[Stored data entries]
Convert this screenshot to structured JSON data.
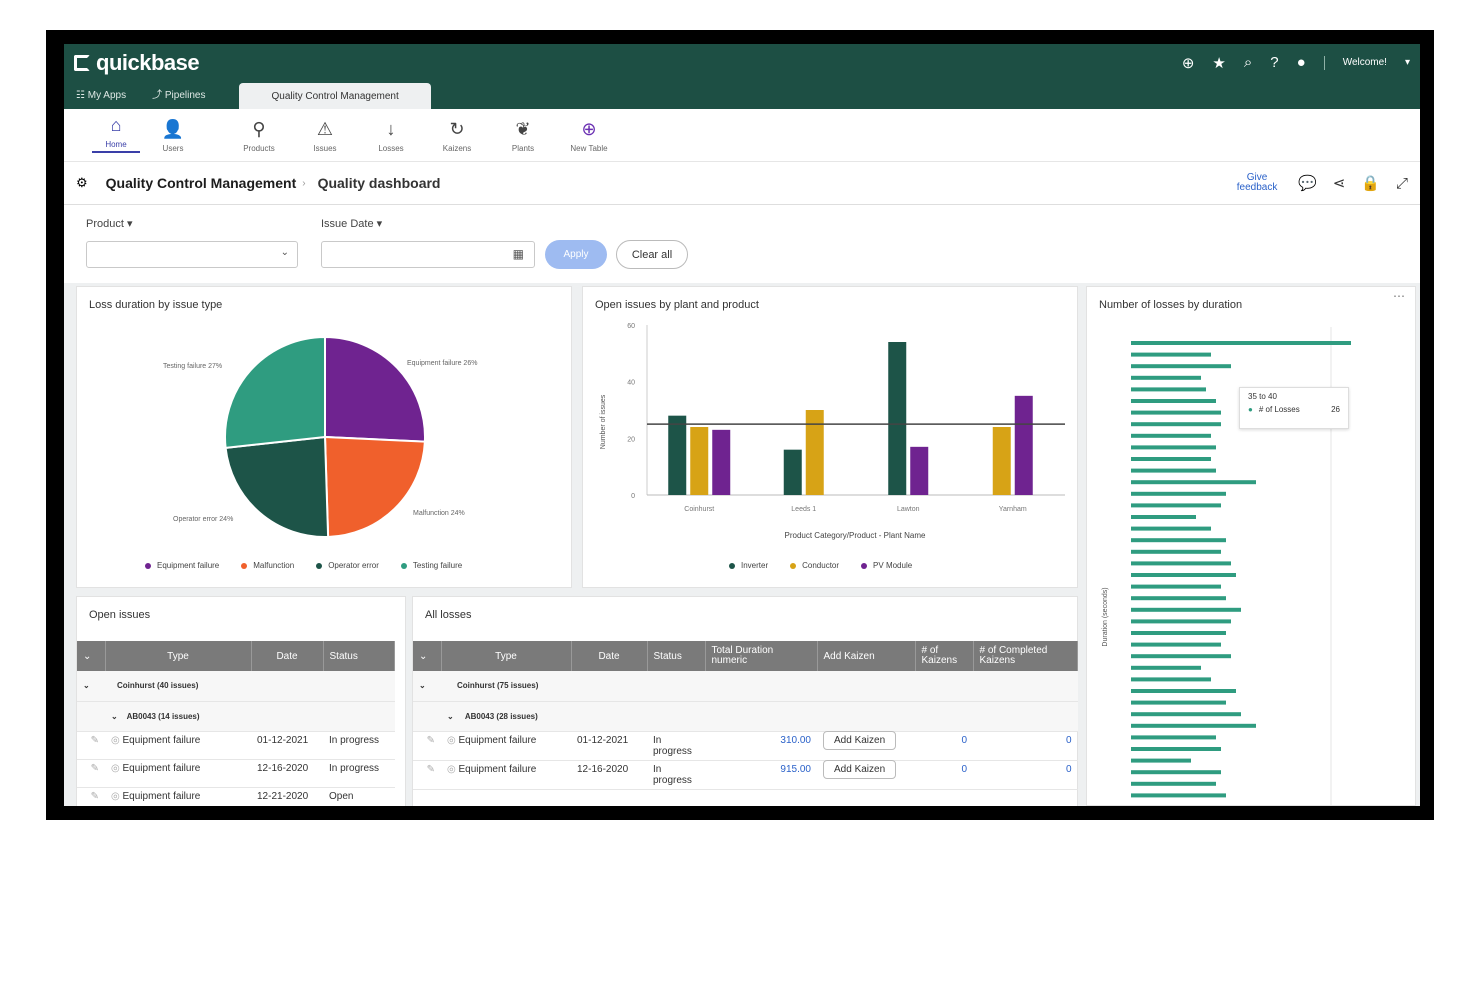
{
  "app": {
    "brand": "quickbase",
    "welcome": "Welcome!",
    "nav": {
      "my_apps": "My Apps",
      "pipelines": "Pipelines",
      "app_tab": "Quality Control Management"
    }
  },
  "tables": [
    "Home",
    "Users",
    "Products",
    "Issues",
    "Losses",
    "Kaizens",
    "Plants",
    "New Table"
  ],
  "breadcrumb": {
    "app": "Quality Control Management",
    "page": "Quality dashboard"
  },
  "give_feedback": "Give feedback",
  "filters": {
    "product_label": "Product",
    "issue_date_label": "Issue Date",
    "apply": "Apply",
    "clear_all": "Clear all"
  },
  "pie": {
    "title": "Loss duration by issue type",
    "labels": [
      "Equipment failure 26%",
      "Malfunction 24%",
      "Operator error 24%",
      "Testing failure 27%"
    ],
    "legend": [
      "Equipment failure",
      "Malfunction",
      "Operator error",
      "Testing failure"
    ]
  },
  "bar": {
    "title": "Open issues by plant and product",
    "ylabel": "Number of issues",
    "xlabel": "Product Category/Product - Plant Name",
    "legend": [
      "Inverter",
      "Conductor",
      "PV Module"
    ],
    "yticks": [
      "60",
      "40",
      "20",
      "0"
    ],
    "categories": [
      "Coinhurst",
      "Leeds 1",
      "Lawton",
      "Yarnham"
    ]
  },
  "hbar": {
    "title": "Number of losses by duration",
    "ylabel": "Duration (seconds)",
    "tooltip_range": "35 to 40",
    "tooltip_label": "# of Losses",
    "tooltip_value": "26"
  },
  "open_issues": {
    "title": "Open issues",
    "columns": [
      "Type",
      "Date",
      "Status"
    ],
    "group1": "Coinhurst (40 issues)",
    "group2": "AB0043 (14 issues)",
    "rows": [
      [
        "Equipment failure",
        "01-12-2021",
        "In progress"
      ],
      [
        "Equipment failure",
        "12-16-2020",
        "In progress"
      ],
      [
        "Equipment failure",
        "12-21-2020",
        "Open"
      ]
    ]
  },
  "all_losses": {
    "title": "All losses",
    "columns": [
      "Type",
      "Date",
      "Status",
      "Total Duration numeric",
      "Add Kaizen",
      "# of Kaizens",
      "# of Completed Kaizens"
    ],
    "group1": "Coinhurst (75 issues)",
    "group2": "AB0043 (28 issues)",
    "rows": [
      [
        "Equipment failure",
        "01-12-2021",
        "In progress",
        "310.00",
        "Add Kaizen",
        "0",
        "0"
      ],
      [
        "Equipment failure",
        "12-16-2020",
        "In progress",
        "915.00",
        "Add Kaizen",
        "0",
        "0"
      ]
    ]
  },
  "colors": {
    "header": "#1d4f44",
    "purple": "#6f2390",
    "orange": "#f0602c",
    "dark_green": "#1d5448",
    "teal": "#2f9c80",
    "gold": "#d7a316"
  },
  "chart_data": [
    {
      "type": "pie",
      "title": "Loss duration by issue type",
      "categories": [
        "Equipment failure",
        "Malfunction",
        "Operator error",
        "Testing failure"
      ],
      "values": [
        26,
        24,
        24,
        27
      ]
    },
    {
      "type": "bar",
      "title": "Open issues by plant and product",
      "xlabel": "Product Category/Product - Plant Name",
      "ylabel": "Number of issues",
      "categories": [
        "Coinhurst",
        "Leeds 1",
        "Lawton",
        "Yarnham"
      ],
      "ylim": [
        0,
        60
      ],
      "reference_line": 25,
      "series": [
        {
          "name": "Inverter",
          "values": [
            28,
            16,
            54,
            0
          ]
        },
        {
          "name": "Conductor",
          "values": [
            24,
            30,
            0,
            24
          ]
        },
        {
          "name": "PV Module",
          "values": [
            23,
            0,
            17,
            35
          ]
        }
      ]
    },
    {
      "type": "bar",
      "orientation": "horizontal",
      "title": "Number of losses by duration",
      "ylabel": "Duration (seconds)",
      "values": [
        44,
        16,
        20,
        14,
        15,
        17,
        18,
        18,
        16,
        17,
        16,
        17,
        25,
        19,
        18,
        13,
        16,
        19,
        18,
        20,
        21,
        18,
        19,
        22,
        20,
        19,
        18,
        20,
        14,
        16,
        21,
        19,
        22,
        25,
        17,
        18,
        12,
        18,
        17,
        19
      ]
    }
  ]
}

__THE TASK__:
Of all the lines in the entries, how many contain the word "ylabel"? Give only the number.

__ANSWER TO THIS EXERCISE__:
4